● **Written request**:
In the records that follow, show each line where the word "Autocorrelation" is present.

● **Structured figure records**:
▼

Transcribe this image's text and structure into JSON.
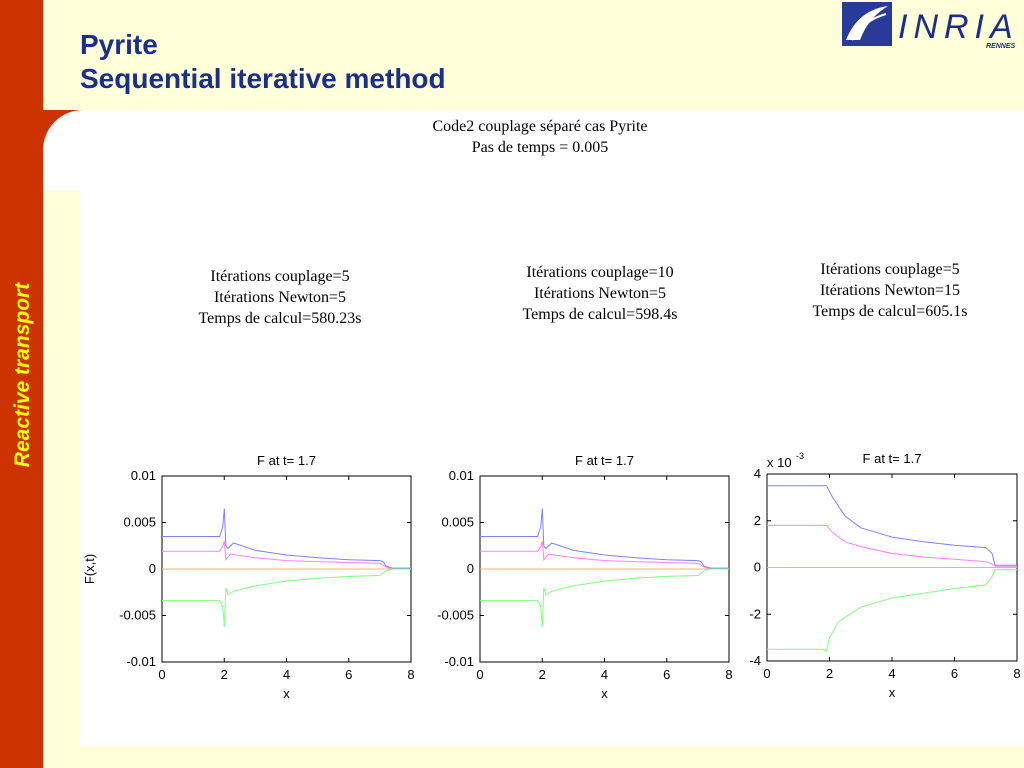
{
  "slide": {
    "title_line1": "Pyrite",
    "title_line2": "Sequential iterative method",
    "section_label": "Reactive transport",
    "logo_text": "INRIA",
    "logo_subtext": "RENNES"
  },
  "figure": {
    "title_line1": "Code2 couplage séparé cas Pyrite",
    "title_line2": "Pas de temps = 0.005"
  },
  "runs": [
    {
      "line1": "Itérations couplage=5",
      "line2": "Itérations Newton=5",
      "line3": "Temps de calcul=580.23s"
    },
    {
      "line1": "Itérations couplage=10",
      "line2": "Itérations Newton=5",
      "line3": "Temps de calcul=598.4s"
    },
    {
      "line1": "Itérations couplage=5",
      "line2": "Itérations Newton=15",
      "line3": "Temps de calcul=605.1s"
    }
  ],
  "colors": {
    "series_blue": "#8080ff",
    "series_magenta": "#ff80ff",
    "series_green": "#80ff80",
    "series_orange": "#ffb070"
  },
  "chart_data": [
    {
      "type": "line",
      "title": "F at t= 1.7",
      "xlabel": "x",
      "ylabel": "F(x,t)",
      "xlim": [
        0,
        8
      ],
      "ylim": [
        -0.01,
        0.01
      ],
      "xticks": [
        "0",
        "2",
        "4",
        "6",
        "8"
      ],
      "yticks": [
        "-0.01",
        "-0.005",
        "0",
        "0.005",
        "0.01"
      ],
      "series": [
        {
          "color": "#8080ff",
          "x": [
            0,
            1.85,
            1.95,
            2.0,
            2.05,
            2.12,
            2.3,
            3,
            4,
            5,
            6,
            7,
            7.1,
            7.2,
            7.4,
            8
          ],
          "y": [
            0.0035,
            0.0035,
            0.0045,
            0.0065,
            0.0025,
            0.0022,
            0.0028,
            0.002,
            0.0015,
            0.0012,
            0.001,
            0.0009,
            0.0008,
            0.0003,
            0.0001,
            0.0001
          ]
        },
        {
          "color": "#ff80ff",
          "x": [
            0,
            1.85,
            1.95,
            2.0,
            2.05,
            2.2,
            3,
            4,
            5,
            6,
            7,
            7.2,
            7.4,
            8
          ],
          "y": [
            0.0019,
            0.0019,
            0.0024,
            0.003,
            0.001,
            0.0016,
            0.0012,
            0.0009,
            0.0008,
            0.0007,
            0.0006,
            0.0002,
            0.0,
            0.0
          ]
        },
        {
          "color": "#ffb070",
          "x": [
            0,
            8
          ],
          "y": [
            0.0,
            0.0
          ]
        },
        {
          "color": "#80ff80",
          "x": [
            0,
            1.85,
            1.95,
            2.0,
            2.05,
            2.12,
            2.3,
            3,
            4,
            5,
            6,
            7,
            7.2,
            7.4,
            8
          ],
          "y": [
            -0.0034,
            -0.0034,
            -0.004,
            -0.0062,
            -0.002,
            -0.0028,
            -0.0024,
            -0.0018,
            -0.0013,
            -0.001,
            -0.0008,
            -0.0007,
            -0.0002,
            0.0,
            0.0
          ]
        }
      ]
    },
    {
      "type": "line",
      "title": "F at t= 1.7",
      "xlabel": "x",
      "ylabel": "",
      "xlim": [
        0,
        8
      ],
      "ylim": [
        -0.01,
        0.01
      ],
      "xticks": [
        "0",
        "2",
        "4",
        "6",
        "8"
      ],
      "yticks": [
        "-0.01",
        "-0.005",
        "0",
        "0.005",
        "0.01"
      ],
      "series": [
        {
          "color": "#8080ff",
          "x": [
            0,
            1.85,
            1.95,
            2.0,
            2.05,
            2.12,
            2.3,
            3,
            4,
            5,
            6,
            7,
            7.1,
            7.2,
            7.4,
            8
          ],
          "y": [
            0.0035,
            0.0035,
            0.0045,
            0.0065,
            0.0025,
            0.0022,
            0.0028,
            0.002,
            0.0015,
            0.0012,
            0.001,
            0.0009,
            0.0008,
            0.0003,
            0.0001,
            0.0001
          ]
        },
        {
          "color": "#ff80ff",
          "x": [
            0,
            1.85,
            1.95,
            2.0,
            2.05,
            2.2,
            3,
            4,
            5,
            6,
            7,
            7.2,
            7.4,
            8
          ],
          "y": [
            0.0019,
            0.0019,
            0.0024,
            0.003,
            0.001,
            0.0016,
            0.0012,
            0.0009,
            0.0008,
            0.0007,
            0.0006,
            0.0002,
            0.0,
            0.0
          ]
        },
        {
          "color": "#ffb070",
          "x": [
            0,
            8
          ],
          "y": [
            0.0,
            0.0
          ]
        },
        {
          "color": "#80ff80",
          "x": [
            0,
            1.85,
            1.95,
            2.0,
            2.05,
            2.12,
            2.3,
            3,
            4,
            5,
            6,
            7,
            7.2,
            7.4,
            8
          ],
          "y": [
            -0.0034,
            -0.0034,
            -0.004,
            -0.0062,
            -0.002,
            -0.0028,
            -0.0024,
            -0.0018,
            -0.0013,
            -0.001,
            -0.0008,
            -0.0007,
            -0.0002,
            0.0,
            0.0
          ]
        }
      ]
    },
    {
      "type": "line",
      "title": "F at t= 1.7",
      "xlabel": "x",
      "ylabel": "",
      "scale_label": "x 10",
      "scale_exponent": "-3",
      "xlim": [
        0,
        8
      ],
      "ylim": [
        -4,
        4
      ],
      "xticks": [
        "0",
        "2",
        "4",
        "6",
        "8"
      ],
      "yticks": [
        "-4",
        "-2",
        "0",
        "2",
        "4"
      ],
      "series": [
        {
          "color": "#8080ff",
          "x": [
            0,
            1.9,
            2.1,
            2.5,
            3,
            4,
            5,
            6,
            7,
            7.2,
            7.3,
            8
          ],
          "y": [
            3.5,
            3.5,
            3.0,
            2.2,
            1.7,
            1.3,
            1.1,
            0.95,
            0.85,
            0.6,
            0.1,
            0.1
          ]
        },
        {
          "color": "#ff80ff",
          "x": [
            0,
            1.9,
            2.1,
            2.5,
            3,
            4,
            5,
            6,
            7,
            7.2,
            7.3,
            8
          ],
          "y": [
            1.8,
            1.8,
            1.5,
            1.1,
            0.9,
            0.6,
            0.45,
            0.35,
            0.25,
            0.15,
            0.05,
            0.05
          ]
        },
        {
          "color": "#ffb070",
          "x": [
            0,
            8
          ],
          "y": [
            0,
            0
          ]
        },
        {
          "color": "#80ff80",
          "x": [
            0,
            1.8,
            1.9,
            2.0,
            2.3,
            3,
            4,
            5,
            6,
            7,
            7.2,
            7.3,
            8
          ],
          "y": [
            -3.5,
            -3.5,
            -3.6,
            -3.0,
            -2.3,
            -1.7,
            -1.3,
            -1.1,
            -0.9,
            -0.75,
            -0.4,
            -0.1,
            -0.1
          ]
        }
      ]
    }
  ]
}
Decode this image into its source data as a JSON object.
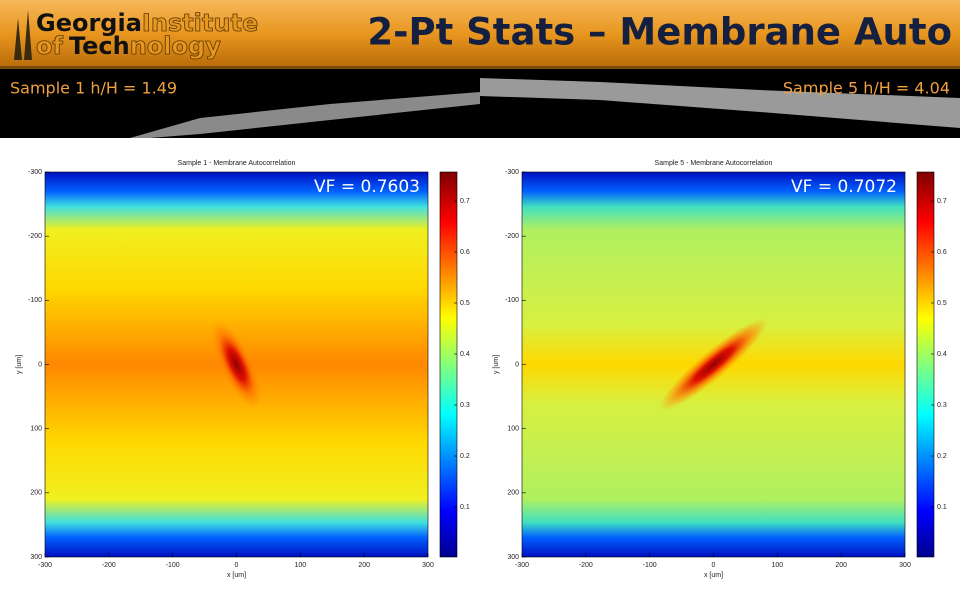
{
  "header": {
    "logo": {
      "georgia": "Georgia",
      "institute": "Institute",
      "of": "of",
      "tech": "Tech",
      "nology": "nology"
    },
    "title": "2-Pt Stats – Membrane Auto"
  },
  "samples": [
    {
      "label": "Sample 1 h/H = 1.49",
      "plot": {
        "title": "Sample 1 - Membrane Autocorrelation",
        "vf": "VF = 0.7603",
        "xlabel": "x [um]",
        "ylabel": "y [um]",
        "xticks": [
          -300,
          -200,
          -100,
          0,
          100,
          200,
          300
        ],
        "yticks": [
          -300,
          -200,
          -100,
          0,
          100,
          200,
          300
        ],
        "colorbar_ticks": [
          0.1,
          0.2,
          0.3,
          0.4,
          0.5,
          0.6,
          0.7
        ]
      }
    },
    {
      "label": "Sample 5 h/H = 4.04",
      "plot": {
        "title": "Sample 5 - Membrane Autocorrelation",
        "vf": "VF = 0.7072",
        "xlabel": "x [um]",
        "ylabel": "y [um]",
        "xticks": [
          -300,
          -200,
          -100,
          0,
          100,
          200,
          300
        ],
        "yticks": [
          -300,
          -200,
          -100,
          0,
          100,
          200,
          300
        ],
        "colorbar_ticks": [
          0.1,
          0.2,
          0.3,
          0.4,
          0.5,
          0.6,
          0.7
        ]
      }
    }
  ]
}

▲

● **Finished task**:
        "title": "Sample 1 - Membrane Autocorrelation",
        "title": "Sample 5 - Membrane Autocorrelation",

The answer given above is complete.